Every line from the one containing "Read all visible content and emit it as JSON." through the end of the listing below must be given again exactly, and nothing else; exclude pictures.
:: Listing
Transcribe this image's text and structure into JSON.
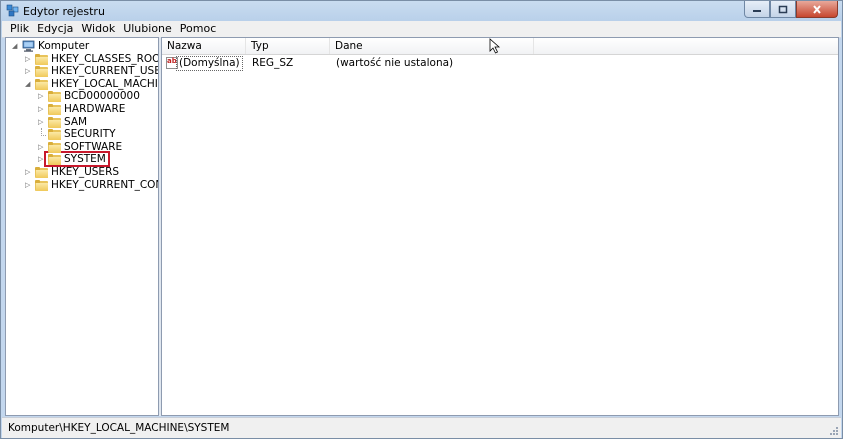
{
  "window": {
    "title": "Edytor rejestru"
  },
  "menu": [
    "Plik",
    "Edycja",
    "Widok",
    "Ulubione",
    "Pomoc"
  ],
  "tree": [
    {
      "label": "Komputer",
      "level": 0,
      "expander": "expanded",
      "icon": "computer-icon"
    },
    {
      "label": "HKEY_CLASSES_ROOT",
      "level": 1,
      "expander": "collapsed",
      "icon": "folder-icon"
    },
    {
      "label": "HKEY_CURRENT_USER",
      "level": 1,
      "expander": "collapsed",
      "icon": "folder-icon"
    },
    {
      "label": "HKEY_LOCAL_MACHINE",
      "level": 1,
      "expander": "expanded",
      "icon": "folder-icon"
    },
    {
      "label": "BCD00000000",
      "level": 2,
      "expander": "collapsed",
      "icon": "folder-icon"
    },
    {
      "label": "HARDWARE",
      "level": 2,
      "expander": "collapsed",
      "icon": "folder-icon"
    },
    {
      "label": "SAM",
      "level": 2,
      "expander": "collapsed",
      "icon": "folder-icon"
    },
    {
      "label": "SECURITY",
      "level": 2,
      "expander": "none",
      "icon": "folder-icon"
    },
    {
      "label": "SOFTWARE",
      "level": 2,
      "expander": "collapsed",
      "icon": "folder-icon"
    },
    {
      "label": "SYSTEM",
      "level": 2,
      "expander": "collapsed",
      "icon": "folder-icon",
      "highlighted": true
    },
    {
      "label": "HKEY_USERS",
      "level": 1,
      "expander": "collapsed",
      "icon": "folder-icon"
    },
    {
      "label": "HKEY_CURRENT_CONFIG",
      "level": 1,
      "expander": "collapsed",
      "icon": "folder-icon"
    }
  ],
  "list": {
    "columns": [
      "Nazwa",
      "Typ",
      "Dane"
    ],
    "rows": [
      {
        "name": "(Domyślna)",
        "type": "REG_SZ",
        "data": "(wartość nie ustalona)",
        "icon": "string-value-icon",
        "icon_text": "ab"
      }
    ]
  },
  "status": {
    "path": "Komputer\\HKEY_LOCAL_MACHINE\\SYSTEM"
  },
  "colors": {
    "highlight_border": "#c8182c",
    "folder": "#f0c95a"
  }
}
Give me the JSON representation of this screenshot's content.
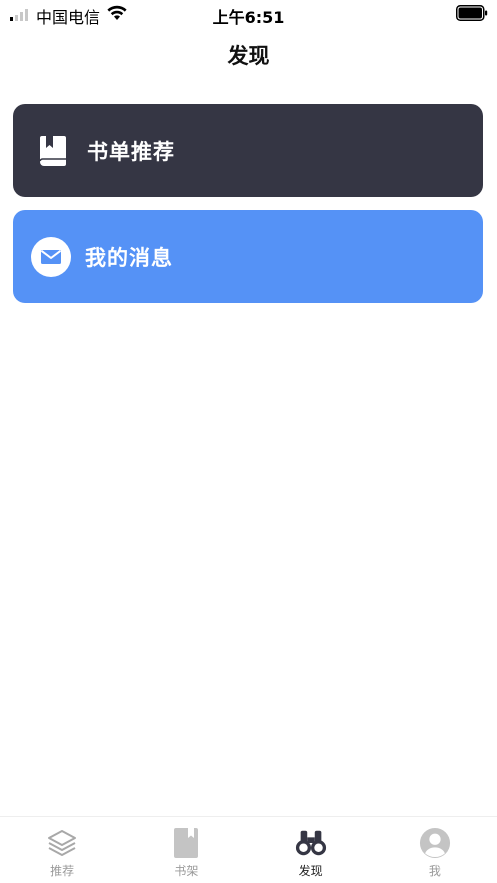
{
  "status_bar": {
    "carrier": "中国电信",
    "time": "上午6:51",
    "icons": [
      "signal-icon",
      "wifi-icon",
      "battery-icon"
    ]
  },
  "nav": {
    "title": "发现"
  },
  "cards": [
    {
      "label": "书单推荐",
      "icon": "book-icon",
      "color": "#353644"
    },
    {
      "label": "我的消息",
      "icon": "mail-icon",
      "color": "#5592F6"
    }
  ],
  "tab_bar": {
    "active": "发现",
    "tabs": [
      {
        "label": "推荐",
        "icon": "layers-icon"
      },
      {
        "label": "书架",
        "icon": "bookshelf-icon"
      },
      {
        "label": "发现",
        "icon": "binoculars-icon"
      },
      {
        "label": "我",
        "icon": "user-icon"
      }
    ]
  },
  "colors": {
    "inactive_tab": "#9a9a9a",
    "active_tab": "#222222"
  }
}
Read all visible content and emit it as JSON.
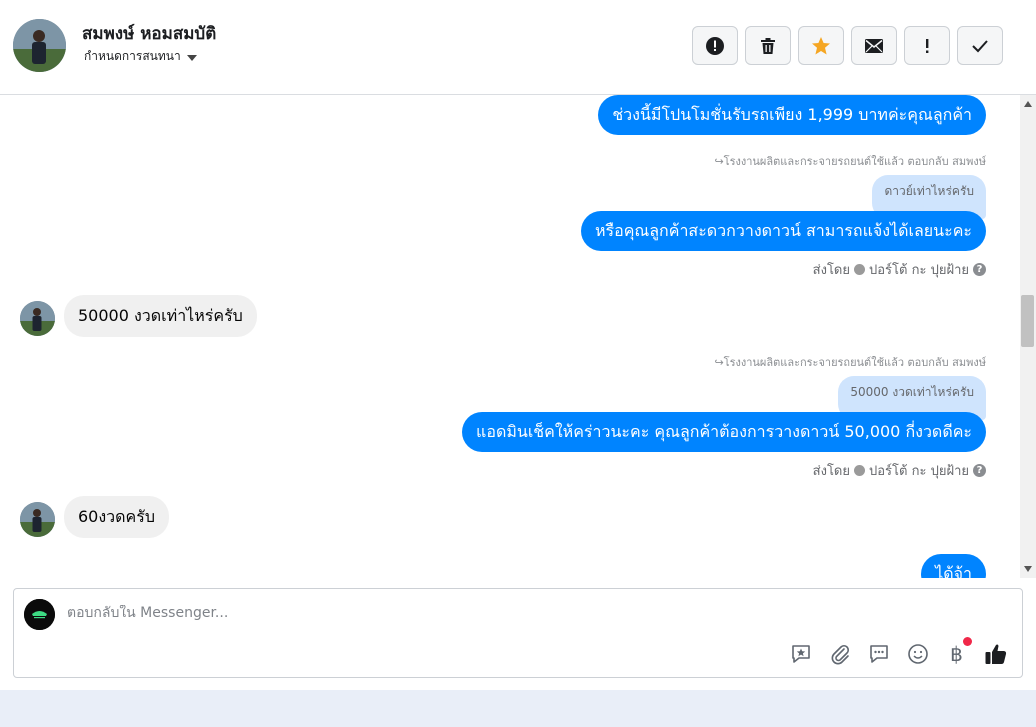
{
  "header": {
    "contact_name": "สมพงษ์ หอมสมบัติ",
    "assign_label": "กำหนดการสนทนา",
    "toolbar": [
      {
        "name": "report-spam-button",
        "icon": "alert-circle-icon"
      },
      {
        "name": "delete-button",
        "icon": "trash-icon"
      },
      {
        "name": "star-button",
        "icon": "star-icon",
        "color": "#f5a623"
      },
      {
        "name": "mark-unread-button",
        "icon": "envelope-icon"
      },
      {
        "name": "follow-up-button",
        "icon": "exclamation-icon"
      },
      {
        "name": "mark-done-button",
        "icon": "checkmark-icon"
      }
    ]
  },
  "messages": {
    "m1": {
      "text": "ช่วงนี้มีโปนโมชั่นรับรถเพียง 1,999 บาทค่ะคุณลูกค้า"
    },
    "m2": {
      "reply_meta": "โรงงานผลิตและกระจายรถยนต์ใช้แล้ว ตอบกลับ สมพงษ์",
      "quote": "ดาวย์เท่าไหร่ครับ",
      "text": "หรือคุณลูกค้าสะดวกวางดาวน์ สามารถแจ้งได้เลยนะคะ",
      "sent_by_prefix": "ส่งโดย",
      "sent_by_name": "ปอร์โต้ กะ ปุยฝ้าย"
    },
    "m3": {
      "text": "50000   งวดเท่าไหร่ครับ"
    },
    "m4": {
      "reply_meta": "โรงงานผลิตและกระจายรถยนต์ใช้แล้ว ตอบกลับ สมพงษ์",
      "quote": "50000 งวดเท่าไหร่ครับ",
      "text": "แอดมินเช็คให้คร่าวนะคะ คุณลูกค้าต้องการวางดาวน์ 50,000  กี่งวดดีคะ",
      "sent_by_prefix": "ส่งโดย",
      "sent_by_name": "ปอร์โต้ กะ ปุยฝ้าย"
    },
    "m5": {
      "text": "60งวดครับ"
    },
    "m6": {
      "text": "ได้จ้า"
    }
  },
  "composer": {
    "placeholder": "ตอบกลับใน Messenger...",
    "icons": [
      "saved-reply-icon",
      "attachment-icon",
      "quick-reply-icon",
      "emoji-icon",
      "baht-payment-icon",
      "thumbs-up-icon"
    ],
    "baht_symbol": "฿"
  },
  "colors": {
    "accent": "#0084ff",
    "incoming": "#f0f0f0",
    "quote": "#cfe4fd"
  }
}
::::
*Answer*
Read all visible content and emit it as JSON.
{
  "header": {
    "contact_name": "สมพงษ์ หอมสมบัติ",
    "assign_label": "กำหนดการสนทนา",
    "toolbar": [
      {
        "name": "report-spam-button",
        "icon": "alert-circle-icon"
      },
      {
        "name": "delete-button",
        "icon": "trash-icon"
      },
      {
        "name": "star-button",
        "icon": "star-icon",
        "color": "#f5a623"
      },
      {
        "name": "mark-unread-button",
        "icon": "envelope-icon"
      },
      {
        "name": "follow-up-button",
        "icon": "exclamation-icon"
      },
      {
        "name": "mark-done-button",
        "icon": "checkmark-icon"
      }
    ]
  },
  "messages": {
    "m1": {
      "text": "ช่วงนี้มีโปนโมชั่นรับรถเพียง 1,999 บาทค่ะคุณลูกค้า"
    },
    "m2": {
      "reply_meta": "โรงงานผลิตและกระจายรถยนต์ใช้แล้ว ตอบกลับ สมพงษ์",
      "quote": "ดาวย์เท่าไหร่ครับ",
      "text": "หรือคุณลูกค้าสะดวกวางดาวน์ สามารถแจ้งได้เลยนะคะ",
      "sent_by_prefix": "ส่งโดย",
      "sent_by_name": "ปอร์โต้ กะ ปุยฝ้าย"
    },
    "m3": {
      "text": "50000   งวดเท่าไหร่ครับ"
    },
    "m4": {
      "reply_meta": "โรงงานผลิตและกระจายรถยนต์ใช้แล้ว ตอบกลับ สมพงษ์",
      "quote": "50000 งวดเท่าไหร่ครับ",
      "text": "แอดมินเช็คให้คร่าวนะคะ คุณลูกค้าต้องการวางดาวน์ 50,000  กี่งวดดีคะ",
      "sent_by_prefix": "ส่งโดย",
      "sent_by_name": "ปอร์โต้ กะ ปุยฝ้าย"
    },
    "m5": {
      "text": "60งวดครับ"
    },
    "m6": {
      "text": "ได้จ้า"
    }
  },
  "composer": {
    "placeholder": "ตอบกลับใน Messenger...",
    "icons": [
      "saved-reply-icon",
      "attachment-icon",
      "quick-reply-icon",
      "emoji-icon",
      "baht-payment-icon",
      "thumbs-up-icon"
    ],
    "baht_symbol": "฿"
  },
  "colors": {
    "accent": "#0084ff",
    "incoming": "#f0f0f0",
    "quote": "#cfe4fd"
  }
}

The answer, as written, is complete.